**PASSAGE TO READ**:
+ + + + +
But, there really are more 'bubbles' or overvalued assets recently, since there is so much liquidity sloshing around from exporting nations and other reserve accumulators, quantitative easing in the US and Japan - but there is no real productive investment to meet the demand of all this saving - we have too much excess capacity already and not much demand for stuff. In the western world we can't take on more debt, and the surplus countries have policies that restrict consumption. The end result is that it just squeezes up asset prices because it has nowhere else to go and needs to find a home.

At ZIRP in a world with basically no real yield, everyone is betting on price increases for gains rather than an income stream. There are only a few true speculative-mania bubbles at the moment, like bitcoin, but that doesn't mean that everything is at fair value. The expected return on US stocks given it's current valuation is about 2% or less for the next 10 years. Maybe that's not a bubble but it's definitely not undervalued. Aussie stocks are closer to fair value, but the mining cap-ex unwind has barely even started so who knows.
+ + + + +
**GIVEN MATERIAL**:
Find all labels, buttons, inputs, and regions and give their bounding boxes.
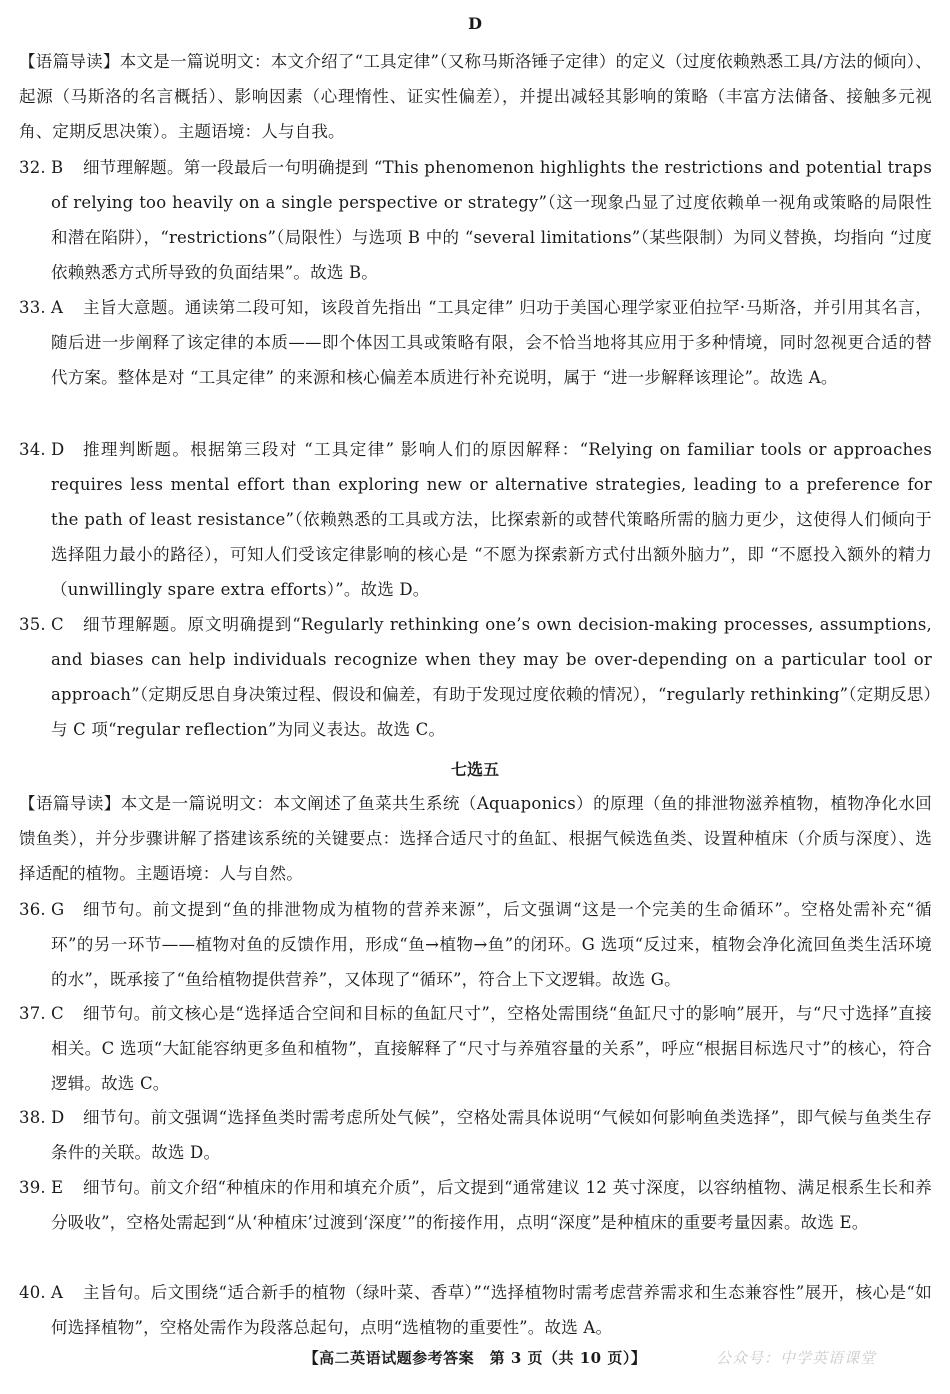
+ + + + +
**GOAL**: According to the passage on asset bubbles, why does the abundant liquidity end up pushing asset prices higher? Answer in one to three sentences. The listing has no connection to the passage on asset bubbles.

**ANSWER TO THE PROBLEM**: The liquidity from reserve accumulators and quantitative easing finds no real productive investment to absorb it, because there is already too much excess capacity and little demand for goods. The western world can't take on more debt, and surplus countries restrict consumption, so the money has nowhere else to go and squeezes up asset prices.